Job: Transcribe all the entries word for word, but omit the images.

(Recorded data)
------------------------------------------------

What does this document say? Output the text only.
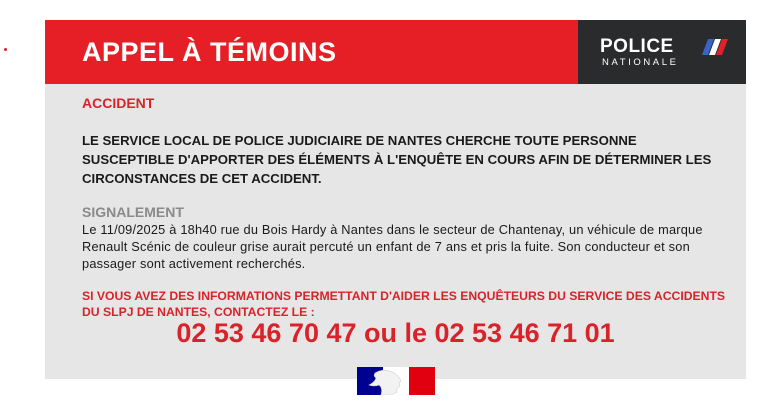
APPEL À TÉMOINS	POLICE
NATIONALE
ACCIDENT
LE SERVICE LOCAL DE POLICE JUDICIAIRE DE NANTES CHERCHE TOUTE PERSONNE SUSCEPTIBLE D'APPORTER DES ÉLÉMENTS À L'ENQUÊTE EN COURS AFIN DE DÉTERMINER LES CIRCONSTANCES DE CET ACCIDENT.
SIGNALEMENT
Le 11/09/2025 à 18h40 rue du Bois Hardy à Nantes dans le secteur de Chantenay, un véhicule de marque Renault Scénic de couleur grise aurait percuté un enfant de 7 ans et pris la fuite. Son conducteur et son passager sont activement recherchés.
SI VOUS AVEZ DES INFORMATIONS PERMETTANT D'AIDER LES ENQUÊTEURS DU SERVICE DES ACCIDENTS DU SLPJ DE NANTES, CONTACTEZ LE :
02 53 46 70 47 ou le 02 53 46 71 01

------------------------------------------------

Solution for this problem:
What does this document say? Output the text only.
APPEL À TÉMOINS	POLICE
NATIONALE
ACCIDENT
LE SERVICE LOCAL DE POLICE JUDICIAIRE DE NANTES CHERCHE TOUTE PERSONNE SUSCEPTIBLE D'APPORTER DES ÉLÉMENTS À L'ENQUÊTE EN COURS AFIN DE DÉTERMINER LES CIRCONSTANCES DE CET ACCIDENT.
SIGNALEMENT
Le 11/09/2025 à 18h40 rue du Bois Hardy à Nantes dans le secteur de Chantenay, un véhicule de marque Renault Scénic de couleur grise aurait percuté un enfant de 7 ans et pris la fuite. Son conducteur et son passager sont activement recherchés.
SI VOUS AVEZ DES INFORMATIONS PERMETTANT D'AIDER LES ENQUÊTEURS DU SERVICE DES ACCIDENTS DU SLPJ DE NANTES, CONTACTEZ LE :
02 53 46 70 47 ou le 02 53 46 71 01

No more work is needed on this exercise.